## ITEMS
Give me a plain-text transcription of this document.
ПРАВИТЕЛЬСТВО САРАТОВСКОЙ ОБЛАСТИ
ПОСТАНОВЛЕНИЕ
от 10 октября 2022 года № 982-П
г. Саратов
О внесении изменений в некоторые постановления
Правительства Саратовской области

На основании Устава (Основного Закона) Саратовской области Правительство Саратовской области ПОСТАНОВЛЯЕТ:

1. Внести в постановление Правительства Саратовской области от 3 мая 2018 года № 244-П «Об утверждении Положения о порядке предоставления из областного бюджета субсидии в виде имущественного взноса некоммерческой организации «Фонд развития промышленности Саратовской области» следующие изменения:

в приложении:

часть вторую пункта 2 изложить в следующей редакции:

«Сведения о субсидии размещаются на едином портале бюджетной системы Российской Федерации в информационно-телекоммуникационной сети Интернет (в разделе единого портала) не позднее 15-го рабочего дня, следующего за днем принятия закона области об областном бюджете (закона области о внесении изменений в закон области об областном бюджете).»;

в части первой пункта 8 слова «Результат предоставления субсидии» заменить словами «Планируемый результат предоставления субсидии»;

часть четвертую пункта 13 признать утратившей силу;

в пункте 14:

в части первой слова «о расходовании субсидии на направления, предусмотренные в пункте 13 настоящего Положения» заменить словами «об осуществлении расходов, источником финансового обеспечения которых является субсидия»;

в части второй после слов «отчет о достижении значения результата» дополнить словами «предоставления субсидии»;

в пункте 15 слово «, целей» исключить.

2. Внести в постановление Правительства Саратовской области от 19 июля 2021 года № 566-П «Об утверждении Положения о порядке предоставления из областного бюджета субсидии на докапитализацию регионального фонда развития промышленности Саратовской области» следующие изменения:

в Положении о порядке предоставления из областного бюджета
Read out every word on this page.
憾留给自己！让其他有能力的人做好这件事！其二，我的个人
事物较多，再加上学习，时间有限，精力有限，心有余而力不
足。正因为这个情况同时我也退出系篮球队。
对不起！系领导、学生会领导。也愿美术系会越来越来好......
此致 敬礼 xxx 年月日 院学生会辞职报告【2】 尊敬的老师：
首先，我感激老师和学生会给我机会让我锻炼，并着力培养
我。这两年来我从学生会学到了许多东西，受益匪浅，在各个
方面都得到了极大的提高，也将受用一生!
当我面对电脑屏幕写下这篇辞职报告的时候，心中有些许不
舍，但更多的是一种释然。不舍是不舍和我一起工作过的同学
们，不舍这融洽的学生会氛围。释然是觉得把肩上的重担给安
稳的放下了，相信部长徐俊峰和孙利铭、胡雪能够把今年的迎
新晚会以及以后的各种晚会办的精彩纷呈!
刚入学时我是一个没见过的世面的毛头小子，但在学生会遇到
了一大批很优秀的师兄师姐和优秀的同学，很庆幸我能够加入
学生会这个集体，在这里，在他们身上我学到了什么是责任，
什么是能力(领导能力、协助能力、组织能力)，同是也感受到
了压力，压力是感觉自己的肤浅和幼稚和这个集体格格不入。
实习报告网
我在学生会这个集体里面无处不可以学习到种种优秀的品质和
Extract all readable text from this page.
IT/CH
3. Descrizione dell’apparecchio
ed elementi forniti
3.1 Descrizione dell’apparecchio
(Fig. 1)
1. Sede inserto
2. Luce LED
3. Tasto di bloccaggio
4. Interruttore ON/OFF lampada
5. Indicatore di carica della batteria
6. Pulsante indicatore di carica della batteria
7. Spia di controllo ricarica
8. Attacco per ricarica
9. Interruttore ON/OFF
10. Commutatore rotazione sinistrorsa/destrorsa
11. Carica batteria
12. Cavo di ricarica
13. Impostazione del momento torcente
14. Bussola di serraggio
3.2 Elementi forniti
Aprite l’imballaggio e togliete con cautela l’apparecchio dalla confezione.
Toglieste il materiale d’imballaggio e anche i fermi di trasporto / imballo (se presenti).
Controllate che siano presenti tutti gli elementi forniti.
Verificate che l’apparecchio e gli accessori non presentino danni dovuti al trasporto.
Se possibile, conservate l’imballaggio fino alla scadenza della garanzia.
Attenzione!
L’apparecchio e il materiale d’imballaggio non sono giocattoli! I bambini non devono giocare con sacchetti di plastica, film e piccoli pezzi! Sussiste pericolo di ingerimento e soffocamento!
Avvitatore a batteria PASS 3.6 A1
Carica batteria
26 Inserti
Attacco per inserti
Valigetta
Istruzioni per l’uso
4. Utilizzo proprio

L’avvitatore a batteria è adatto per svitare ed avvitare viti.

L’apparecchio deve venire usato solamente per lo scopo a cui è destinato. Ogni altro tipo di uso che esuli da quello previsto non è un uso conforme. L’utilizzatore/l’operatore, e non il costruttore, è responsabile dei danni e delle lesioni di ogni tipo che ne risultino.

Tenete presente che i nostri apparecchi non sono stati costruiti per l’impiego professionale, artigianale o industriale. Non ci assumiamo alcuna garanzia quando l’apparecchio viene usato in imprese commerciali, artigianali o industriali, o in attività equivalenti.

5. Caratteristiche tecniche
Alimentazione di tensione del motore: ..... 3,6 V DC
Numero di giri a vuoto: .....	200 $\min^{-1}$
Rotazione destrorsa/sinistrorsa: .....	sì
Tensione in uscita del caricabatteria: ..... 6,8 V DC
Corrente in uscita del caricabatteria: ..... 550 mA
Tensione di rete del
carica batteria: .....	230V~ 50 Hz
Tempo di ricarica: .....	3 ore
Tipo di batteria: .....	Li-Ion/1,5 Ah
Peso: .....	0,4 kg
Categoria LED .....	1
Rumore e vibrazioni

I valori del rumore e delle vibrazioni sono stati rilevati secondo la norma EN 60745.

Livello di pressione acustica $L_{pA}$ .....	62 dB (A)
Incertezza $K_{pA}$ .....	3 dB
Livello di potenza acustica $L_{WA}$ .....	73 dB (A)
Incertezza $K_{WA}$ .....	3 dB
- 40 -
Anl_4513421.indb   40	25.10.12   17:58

## GIVEN TASK
Repeat all entries. Match them exactly.

## SOLUTION TO THE EXERCISE
Give me a plain-text transcription of this document.
ПРАВИТЕЛЬСТВО САРАТОВСКОЙ ОБЛАСТИ
ПОСТАНОВЛЕНИЕ
от 10 октября 2022 года № 982-П
г. Саратов
О внесении изменений в некоторые постановления
Правительства Саратовской области

На основании Устава (Основного Закона) Саратовской области Правительство Саратовской области ПОСТАНОВЛЯЕТ:

1. Внести в постановление Правительства Саратовской области от 3 мая 2018 года № 244-П «Об утверждении Положения о порядке предоставления из областного бюджета субсидии в виде имущественного взноса некоммерческой организации «Фонд развития промышленности Саратовской области» следующие изменения:

в приложении:

часть вторую пункта 2 изложить в следующей редакции:

«Сведения о субсидии размещаются на едином портале бюджетной системы Российской Федерации в информационно-телекоммуникационной сети Интернет (в разделе единого портала) не позднее 15-го рабочего дня, следующего за днем принятия закона области об областном бюджете (закона области о внесении изменений в закон области об областном бюджете).»;

в части первой пункта 8 слова «Результат предоставления субсидии» заменить словами «Планируемый результат предоставления субсидии»;

часть четвертую пункта 13 признать утратившей силу;

в пункте 14:

в части первой слова «о расходовании субсидии на направления, предусмотренные в пункте 13 настоящего Положения» заменить словами «об осуществлении расходов, источником финансового обеспечения которых является субсидия»;

в части второй после слов «отчет о достижении значения результата» дополнить словами «предоставления субсидии»;

в пункте 15 слово «, целей» исключить.

2. Внести в постановление Правительства Саратовской области от 19 июля 2021 года № 566-П «Об утверждении Положения о порядке предоставления из областного бюджета субсидии на докапитализацию регионального фонда развития промышленности Саратовской области» следующие изменения:

в Положении о порядке предоставления из областного бюджета
Read out every word on this page.
憾留给自己！让其他有能力的人做好这件事！其二，我的个人
事物较多，再加上学习，时间有限，精力有限，心有余而力不
足。正因为这个情况同时我也退出系篮球队。
对不起！系领导、学生会领导。也愿美术系会越来越来好......
此致 敬礼 xxx 年月日 院学生会辞职报告【2】 尊敬的老师：
首先，我感激老师和学生会给我机会让我锻炼，并着力培养
我。这两年来我从学生会学到了许多东西，受益匪浅，在各个
方面都得到了极大的提高，也将受用一生!
当我面对电脑屏幕写下这篇辞职报告的时候，心中有些许不
舍，但更多的是一种释然。不舍是不舍和我一起工作过的同学
们，不舍这融洽的学生会氛围。释然是觉得把肩上的重担给安
稳的放下了，相信部长徐俊峰和孙利铭、胡雪能够把今年的迎
新晚会以及以后的各种晚会办的精彩纷呈!
刚入学时我是一个没见过的世面的毛头小子，但在学生会遇到
了一大批很优秀的师兄师姐和优秀的同学，很庆幸我能够加入
学生会这个集体，在这里，在他们身上我学到了什么是责任，
什么是能力(领导能力、协助能力、组织能力)，同是也感受到
了压力，压力是感觉自己的肤浅和幼稚和这个集体格格不入。
实习报告网
我在学生会这个集体里面无处不可以学习到种种优秀的品质和
Extract all readable text from this page.
IT/CH
3. Descrizione dell’apparecchio
ed elementi forniti
3.1 Descrizione dell’apparecchio
(Fig. 1)
1. Sede inserto
2. Luce LED
3. Tasto di bloccaggio
4. Interruttore ON/OFF lampada
5. Indicatore di carica della batteria
6. Pulsante indicatore di carica della batteria
7. Spia di controllo ricarica
8. Attacco per ricarica
9. Interruttore ON/OFF
10. Commutatore rotazione sinistrorsa/destrorsa
11. Carica batteria
12. Cavo di ricarica
13. Impostazione del momento torcente
14. Bussola di serraggio
3.2 Elementi forniti
Aprite l’imballaggio e togliete con cautela l’apparecchio dalla confezione.
Toglieste il materiale d’imballaggio e anche i fermi di trasporto / imballo (se presenti).
Controllate che siano presenti tutti gli elementi forniti.
Verificate che l’apparecchio e gli accessori non presentino danni dovuti al trasporto.
Se possibile, conservate l’imballaggio fino alla scadenza della garanzia.
Attenzione!
L’apparecchio e il materiale d’imballaggio non sono giocattoli! I bambini non devono giocare con sacchetti di plastica, film e piccoli pezzi! Sussiste pericolo di ingerimento e soffocamento!
Avvitatore a batteria PASS 3.6 A1
Carica batteria
26 Inserti
Attacco per inserti
Valigetta
Istruzioni per l’uso
4. Utilizzo proprio

L’avvitatore a batteria è adatto per svitare ed avvitare viti.

L’apparecchio deve venire usato solamente per lo scopo a cui è destinato. Ogni altro tipo di uso che esuli da quello previsto non è un uso conforme. L’utilizzatore/l’operatore, e non il costruttore, è responsabile dei danni e delle lesioni di ogni tipo che ne risultino.

Tenete presente che i nostri apparecchi non sono stati costruiti per l’impiego professionale, artigianale o industriale. Non ci assumiamo alcuna garanzia quando l’apparecchio viene usato in imprese commerciali, artigianali o industriali, o in attività equivalenti.

5. Caratteristiche tecniche
Alimentazione di tensione del motore: ..... 3,6 V DC
Numero di giri a vuoto: .....	200 $\min^{-1}$
Rotazione destrorsa/sinistrorsa: .....	sì
Tensione in uscita del caricabatteria: ..... 6,8 V DC
Corrente in uscita del caricabatteria: ..... 550 mA
Tensione di rete del
carica batteria: .....	230V~ 50 Hz
Tempo di ricarica: .....	3 ore
Tipo di batteria: .....	Li-Ion/1,5 Ah
Peso: .....	0,4 kg
Categoria LED .....	1
Rumore e vibrazioni

I valori del rumore e delle vibrazioni sono stati rilevati secondo la norma EN 60745.

Livello di pressione acustica $L_{pA}$ .....	62 dB (A)
Incertezza $K_{pA}$ .....	3 dB
Livello di potenza acustica $L_{WA}$ .....	73 dB (A)
Incertezza $K_{WA}$ .....	3 dB
- 40 -
Anl_4513421.indb   40	25.10.12   17:58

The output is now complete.